Write out the listing exactly as it is given.

— START —

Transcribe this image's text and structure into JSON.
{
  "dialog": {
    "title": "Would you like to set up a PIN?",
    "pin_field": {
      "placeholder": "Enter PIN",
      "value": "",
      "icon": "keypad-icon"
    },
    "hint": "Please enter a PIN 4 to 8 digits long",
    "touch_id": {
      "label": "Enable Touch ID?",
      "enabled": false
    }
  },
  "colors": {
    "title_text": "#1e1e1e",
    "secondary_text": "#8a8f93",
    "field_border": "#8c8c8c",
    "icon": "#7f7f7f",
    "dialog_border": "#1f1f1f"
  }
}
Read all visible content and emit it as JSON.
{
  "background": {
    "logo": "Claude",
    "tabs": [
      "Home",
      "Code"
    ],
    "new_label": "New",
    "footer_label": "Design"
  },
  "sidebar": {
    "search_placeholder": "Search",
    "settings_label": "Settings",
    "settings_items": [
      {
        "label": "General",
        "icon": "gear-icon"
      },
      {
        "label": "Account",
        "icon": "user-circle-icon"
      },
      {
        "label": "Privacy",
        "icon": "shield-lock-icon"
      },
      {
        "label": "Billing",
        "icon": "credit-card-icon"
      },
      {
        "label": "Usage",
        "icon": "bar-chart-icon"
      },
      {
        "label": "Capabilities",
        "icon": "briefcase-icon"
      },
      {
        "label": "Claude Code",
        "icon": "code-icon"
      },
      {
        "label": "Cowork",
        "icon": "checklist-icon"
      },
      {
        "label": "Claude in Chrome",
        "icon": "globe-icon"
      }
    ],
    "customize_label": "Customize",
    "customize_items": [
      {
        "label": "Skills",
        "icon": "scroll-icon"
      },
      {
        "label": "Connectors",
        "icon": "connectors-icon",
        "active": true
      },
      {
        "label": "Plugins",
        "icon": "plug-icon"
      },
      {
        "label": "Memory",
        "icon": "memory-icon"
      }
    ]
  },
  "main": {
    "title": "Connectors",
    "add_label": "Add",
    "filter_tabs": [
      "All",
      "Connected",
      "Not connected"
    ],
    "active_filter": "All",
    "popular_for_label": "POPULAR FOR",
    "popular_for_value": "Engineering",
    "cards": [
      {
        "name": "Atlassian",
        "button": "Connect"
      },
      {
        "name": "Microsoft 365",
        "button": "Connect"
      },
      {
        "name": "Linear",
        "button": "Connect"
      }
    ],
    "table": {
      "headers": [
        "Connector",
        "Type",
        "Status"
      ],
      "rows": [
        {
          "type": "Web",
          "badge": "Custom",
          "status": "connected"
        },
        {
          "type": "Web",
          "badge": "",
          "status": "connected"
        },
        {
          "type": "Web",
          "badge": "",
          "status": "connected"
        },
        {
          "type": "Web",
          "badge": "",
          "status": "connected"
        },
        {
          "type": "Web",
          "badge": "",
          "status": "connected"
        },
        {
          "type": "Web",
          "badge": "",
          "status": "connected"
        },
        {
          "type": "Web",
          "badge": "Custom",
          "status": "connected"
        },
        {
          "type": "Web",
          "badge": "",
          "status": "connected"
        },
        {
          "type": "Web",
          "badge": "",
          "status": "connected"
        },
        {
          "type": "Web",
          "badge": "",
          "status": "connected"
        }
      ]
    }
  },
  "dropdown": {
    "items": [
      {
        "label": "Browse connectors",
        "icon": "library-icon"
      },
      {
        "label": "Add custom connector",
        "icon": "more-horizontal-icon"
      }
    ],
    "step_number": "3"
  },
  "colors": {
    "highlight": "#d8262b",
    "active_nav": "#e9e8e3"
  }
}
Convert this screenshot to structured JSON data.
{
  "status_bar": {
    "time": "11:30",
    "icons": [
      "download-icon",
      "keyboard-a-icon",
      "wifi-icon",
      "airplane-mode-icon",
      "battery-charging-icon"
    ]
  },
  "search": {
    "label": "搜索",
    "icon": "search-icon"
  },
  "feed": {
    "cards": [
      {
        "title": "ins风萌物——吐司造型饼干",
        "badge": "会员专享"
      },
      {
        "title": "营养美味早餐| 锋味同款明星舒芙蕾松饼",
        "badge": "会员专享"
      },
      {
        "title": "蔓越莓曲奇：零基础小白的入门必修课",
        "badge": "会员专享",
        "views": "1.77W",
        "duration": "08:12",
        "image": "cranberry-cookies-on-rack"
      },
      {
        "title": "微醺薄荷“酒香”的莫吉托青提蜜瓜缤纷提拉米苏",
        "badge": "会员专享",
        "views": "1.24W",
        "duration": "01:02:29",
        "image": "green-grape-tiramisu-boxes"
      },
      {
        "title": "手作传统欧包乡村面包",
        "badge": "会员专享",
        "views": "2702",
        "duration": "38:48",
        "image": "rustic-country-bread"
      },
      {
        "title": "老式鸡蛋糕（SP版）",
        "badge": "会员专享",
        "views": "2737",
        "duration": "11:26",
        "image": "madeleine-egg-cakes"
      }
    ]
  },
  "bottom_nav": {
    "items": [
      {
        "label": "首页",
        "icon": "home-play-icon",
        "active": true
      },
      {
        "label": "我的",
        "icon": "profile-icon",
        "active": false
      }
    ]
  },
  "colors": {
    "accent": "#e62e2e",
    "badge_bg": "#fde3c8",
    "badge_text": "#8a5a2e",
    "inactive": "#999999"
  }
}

— END —

RESPONSE TO THE EXERCISE.
Transcribe this image's text and structure into JSON.
{
  "dialog": {
    "title": "Would you like to set up a PIN?",
    "pin_field": {
      "placeholder": "Enter PIN",
      "value": "",
      "icon": "keypad-icon"
    },
    "hint": "Please enter a PIN 4 to 8 digits long",
    "touch_id": {
      "label": "Enable Touch ID?",
      "enabled": false
    }
  },
  "colors": {
    "title_text": "#1e1e1e",
    "secondary_text": "#8a8f93",
    "field_border": "#8c8c8c",
    "icon": "#7f7f7f",
    "dialog_border": "#1f1f1f"
  }
}
Read all visible content and emit it as JSON.
{
  "background": {
    "logo": "Claude",
    "tabs": [
      "Home",
      "Code"
    ],
    "new_label": "New",
    "footer_label": "Design"
  },
  "sidebar": {
    "search_placeholder": "Search",
    "settings_label": "Settings",
    "settings_items": [
      {
        "label": "General",
        "icon": "gear-icon"
      },
      {
        "label": "Account",
        "icon": "user-circle-icon"
      },
      {
        "label": "Privacy",
        "icon": "shield-lock-icon"
      },
      {
        "label": "Billing",
        "icon": "credit-card-icon"
      },
      {
        "label": "Usage",
        "icon": "bar-chart-icon"
      },
      {
        "label": "Capabilities",
        "icon": "briefcase-icon"
      },
      {
        "label": "Claude Code",
        "icon": "code-icon"
      },
      {
        "label": "Cowork",
        "icon": "checklist-icon"
      },
      {
        "label": "Claude in Chrome",
        "icon": "globe-icon"
      }
    ],
    "customize_label": "Customize",
    "customize_items": [
      {
        "label": "Skills",
        "icon": "scroll-icon"
      },
      {
        "label": "Connectors",
        "icon": "connectors-icon",
        "active": true
      },
      {
        "label": "Plugins",
        "icon": "plug-icon"
      },
      {
        "label": "Memory",
        "icon": "memory-icon"
      }
    ]
  },
  "main": {
    "title": "Connectors",
    "add_label": "Add",
    "filter_tabs": [
      "All",
      "Connected",
      "Not connected"
    ],
    "active_filter": "All",
    "popular_for_label": "POPULAR FOR",
    "popular_for_value": "Engineering",
    "cards": [
      {
        "name": "Atlassian",
        "button": "Connect"
      },
      {
        "name": "Microsoft 365",
        "button": "Connect"
      },
      {
        "name": "Linear",
        "button": "Connect"
      }
    ],
    "table": {
      "headers": [
        "Connector",
        "Type",
        "Status"
      ],
      "rows": [
        {
          "type": "Web",
          "badge": "Custom",
          "status": "connected"
        },
        {
          "type": "Web",
          "badge": "",
          "status": "connected"
        },
        {
          "type": "Web",
          "badge": "",
          "status": "connected"
        },
        {
          "type": "Web",
          "badge": "",
          "status": "connected"
        },
        {
          "type": "Web",
          "badge": "",
          "status": "connected"
        },
        {
          "type": "Web",
          "badge": "",
          "status": "connected"
        },
        {
          "type": "Web",
          "badge": "Custom",
          "status": "connected"
        },
        {
          "type": "Web",
          "badge": "",
          "status": "connected"
        },
        {
          "type": "Web",
          "badge": "",
          "status": "connected"
        },
        {
          "type": "Web",
          "badge": "",
          "status": "connected"
        }
      ]
    }
  },
  "dropdown": {
    "items": [
      {
        "label": "Browse connectors",
        "icon": "library-icon"
      },
      {
        "label": "Add custom connector",
        "icon": "more-horizontal-icon"
      }
    ],
    "step_number": "3"
  },
  "colors": {
    "highlight": "#d8262b",
    "active_nav": "#e9e8e3"
  }
}
Convert this screenshot to structured JSON data.
{
  "status_bar": {
    "time": "11:30",
    "icons": [
      "download-icon",
      "keyboard-a-icon",
      "wifi-icon",
      "airplane-mode-icon",
      "battery-charging-icon"
    ]
  },
  "search": {
    "label": "搜索",
    "icon": "search-icon"
  },
  "feed": {
    "cards": [
      {
        "title": "ins风萌物——吐司造型饼干",
        "badge": "会员专享"
      },
      {
        "title": "营养美味早餐| 锋味同款明星舒芙蕾松饼",
        "badge": "会员专享"
      },
      {
        "title": "蔓越莓曲奇：零基础小白的入门必修课",
        "badge": "会员专享",
        "views": "1.77W",
        "duration": "08:12",
        "image": "cranberry-cookies-on-rack"
      },
      {
        "title": "微醺薄荷“酒香”的莫吉托青提蜜瓜缤纷提拉米苏",
        "badge": "会员专享",
        "views": "1.24W",
        "duration": "01:02:29",
        "image": "green-grape-tiramisu-boxes"
      },
      {
        "title": "手作传统欧包乡村面包",
        "badge": "会员专享",
        "views": "2702",
        "duration": "38:48",
        "image": "rustic-country-bread"
      },
      {
        "title": "老式鸡蛋糕（SP版）",
        "badge": "会员专享",
        "views": "2737",
        "duration": "11:26",
        "image": "madeleine-egg-cakes"
      }
    ]
  },
  "bottom_nav": {
    "items": [
      {
        "label": "首页",
        "icon": "home-play-icon",
        "active": true
      },
      {
        "label": "我的",
        "icon": "profile-icon",
        "active": false
      }
    ]
  },
  "colors": {
    "accent": "#e62e2e",
    "badge_bg": "#fde3c8",
    "badge_text": "#8a5a2e",
    "inactive": "#999999"
  }
}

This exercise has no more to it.